====== Extrait

24 juillet 1997. Giulia Foïs est hôtesse d’accueil au Festival d’Avignon. Alors qu’elle rentre chez elle, un inconnu lui demande de lui rendre un service et de le déposer quelque part. Gulia ouvre la portière et tombe dans un piège. Débute alors l’horreur, le viol dans un champ, sous la menace d’une arme blanche. Cette nuit-là, tout bascule. Elle a vingt ans.
Pourtant, elle a eu de la chance, nous dit-elle. « J’ai eu le bon viol ». C’est-à-dire raccord avec l’idée que l’on s’en fait : le viol, ça se produit la nuit, dans un parking, avec un inconnu menaçant parfois sa victime d’une arme. Ce type de viol est aussi plus facilement plaidable. Gulia Foïs revient d’ailleurs sur la plainte, l’enquête et les trois ans de procédure, trois au cours desquels elle va poursuivre sa vie d’étudiante, sans rien dire et montrer. Trois ans à jouer « poker face », comme si de rien n’était. « Le viol, c’est ça : un cri dedans, le silence dehors », écrit-elle.
Le violeur de Giulia Foïs a été retrouvé grâce un portrait-robot extrêmement précis. Il y a eu un procès. Il y a eu l’acquittement aussi. « Niée deux fois, humiliée deux fois, piétinée deux fois ».

============

Tâches à réaliser
A. Dites si chacun de ces énoncés concorde avec l'extrait, en répondant par oui ou non et en citant mot pour mot les termes qui tranchent : (i) Giulia Foïs avait vingt ans la nuit du viol ; (ii) la procédure a duré cinq ans ; (iii) le procès s'est conclu par une condamnation.
B. Reproduisez le passage de l'extrait qui va de « 24 juillet 1997. » jusqu'à « a vingt ans. ».
C. D'après l'extrait, où Giulia Foïs travaillait-elle comme hôtesse d'accueil ?
Les lignes présentées ensuite n'ont aucun lien avec l'extrait.

====== Données fournies

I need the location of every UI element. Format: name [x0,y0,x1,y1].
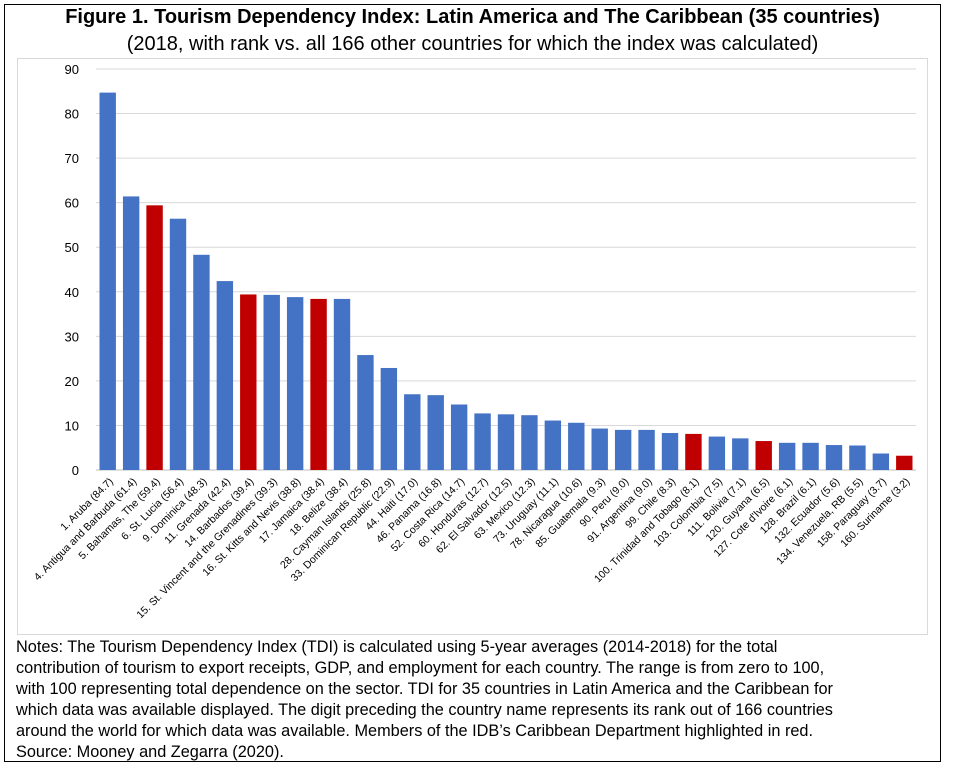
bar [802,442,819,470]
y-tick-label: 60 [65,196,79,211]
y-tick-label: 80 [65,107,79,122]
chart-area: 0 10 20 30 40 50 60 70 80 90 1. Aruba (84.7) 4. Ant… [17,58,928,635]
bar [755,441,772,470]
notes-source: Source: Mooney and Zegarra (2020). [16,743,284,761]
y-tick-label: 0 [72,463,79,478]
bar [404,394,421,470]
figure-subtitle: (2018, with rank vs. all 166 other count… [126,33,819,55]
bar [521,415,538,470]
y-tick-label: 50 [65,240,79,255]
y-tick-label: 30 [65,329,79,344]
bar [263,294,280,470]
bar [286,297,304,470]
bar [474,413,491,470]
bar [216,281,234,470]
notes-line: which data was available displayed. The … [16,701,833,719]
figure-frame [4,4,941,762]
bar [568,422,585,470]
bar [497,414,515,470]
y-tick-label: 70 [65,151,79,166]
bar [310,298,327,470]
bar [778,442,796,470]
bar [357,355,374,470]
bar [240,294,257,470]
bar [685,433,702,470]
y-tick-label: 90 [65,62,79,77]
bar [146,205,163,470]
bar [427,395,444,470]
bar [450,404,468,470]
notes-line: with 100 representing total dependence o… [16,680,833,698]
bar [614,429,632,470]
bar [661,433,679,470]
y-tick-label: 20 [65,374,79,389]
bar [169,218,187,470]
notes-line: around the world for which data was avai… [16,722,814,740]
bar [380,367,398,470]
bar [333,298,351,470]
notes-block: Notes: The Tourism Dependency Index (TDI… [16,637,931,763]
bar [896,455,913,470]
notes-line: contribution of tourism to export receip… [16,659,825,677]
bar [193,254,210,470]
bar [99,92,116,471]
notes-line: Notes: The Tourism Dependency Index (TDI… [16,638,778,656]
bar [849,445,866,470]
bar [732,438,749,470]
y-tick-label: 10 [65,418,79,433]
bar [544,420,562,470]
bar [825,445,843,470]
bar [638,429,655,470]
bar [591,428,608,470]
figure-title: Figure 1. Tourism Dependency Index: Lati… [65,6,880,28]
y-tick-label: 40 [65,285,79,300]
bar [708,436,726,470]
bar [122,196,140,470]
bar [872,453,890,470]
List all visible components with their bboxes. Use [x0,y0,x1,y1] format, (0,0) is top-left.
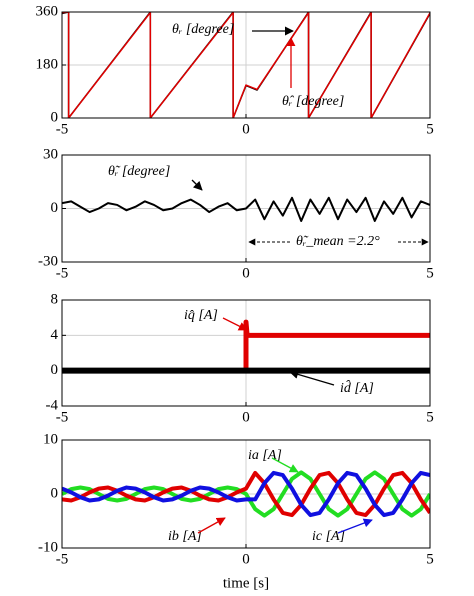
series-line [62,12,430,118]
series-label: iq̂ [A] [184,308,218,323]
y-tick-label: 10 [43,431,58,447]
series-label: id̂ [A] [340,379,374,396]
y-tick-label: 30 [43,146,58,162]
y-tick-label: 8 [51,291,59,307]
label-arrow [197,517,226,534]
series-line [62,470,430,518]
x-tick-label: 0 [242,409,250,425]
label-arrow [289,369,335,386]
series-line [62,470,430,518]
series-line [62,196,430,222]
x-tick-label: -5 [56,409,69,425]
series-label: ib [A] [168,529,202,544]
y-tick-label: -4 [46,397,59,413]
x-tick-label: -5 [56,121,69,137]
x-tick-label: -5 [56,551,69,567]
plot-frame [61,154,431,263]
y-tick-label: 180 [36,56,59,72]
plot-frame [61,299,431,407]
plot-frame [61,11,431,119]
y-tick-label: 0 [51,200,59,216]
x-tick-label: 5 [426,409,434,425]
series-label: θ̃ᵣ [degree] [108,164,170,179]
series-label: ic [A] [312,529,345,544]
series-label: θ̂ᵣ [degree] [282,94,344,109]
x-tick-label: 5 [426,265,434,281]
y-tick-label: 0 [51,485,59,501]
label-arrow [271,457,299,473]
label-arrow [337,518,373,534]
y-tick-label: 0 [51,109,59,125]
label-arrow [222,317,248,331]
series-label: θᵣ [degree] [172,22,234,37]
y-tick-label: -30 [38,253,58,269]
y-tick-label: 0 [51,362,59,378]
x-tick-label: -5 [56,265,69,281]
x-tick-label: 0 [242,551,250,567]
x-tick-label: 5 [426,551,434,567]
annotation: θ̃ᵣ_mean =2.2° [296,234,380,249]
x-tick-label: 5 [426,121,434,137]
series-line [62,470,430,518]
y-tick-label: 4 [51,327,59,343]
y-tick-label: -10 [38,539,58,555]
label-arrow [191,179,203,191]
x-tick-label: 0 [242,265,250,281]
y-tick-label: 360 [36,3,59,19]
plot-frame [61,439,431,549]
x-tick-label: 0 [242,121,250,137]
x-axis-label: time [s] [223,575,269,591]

============

Les solutions
A.
(i) Oui : « Elle a vingt ans. »
(ii) Non : « les trois ans de procédure »
(iii) Non : « Il y a eu l’acquittement aussi. »

B.
24 juillet 1997. Giulia Foïs est hôtesse d’accueil au Festival d’Avignon. Alors qu’elle rentre chez elle, un inconnu lui demande de lui rendre un service et de le déposer quelque part. Gulia ouvre la portière et tombe dans un piège. Débute alors l’horreur, le viol dans un champ, sous la menace d’une arme blanche. Cette nuit-là, tout bascule. Elle a vingt ans.

C. Au Festival d'Avignon.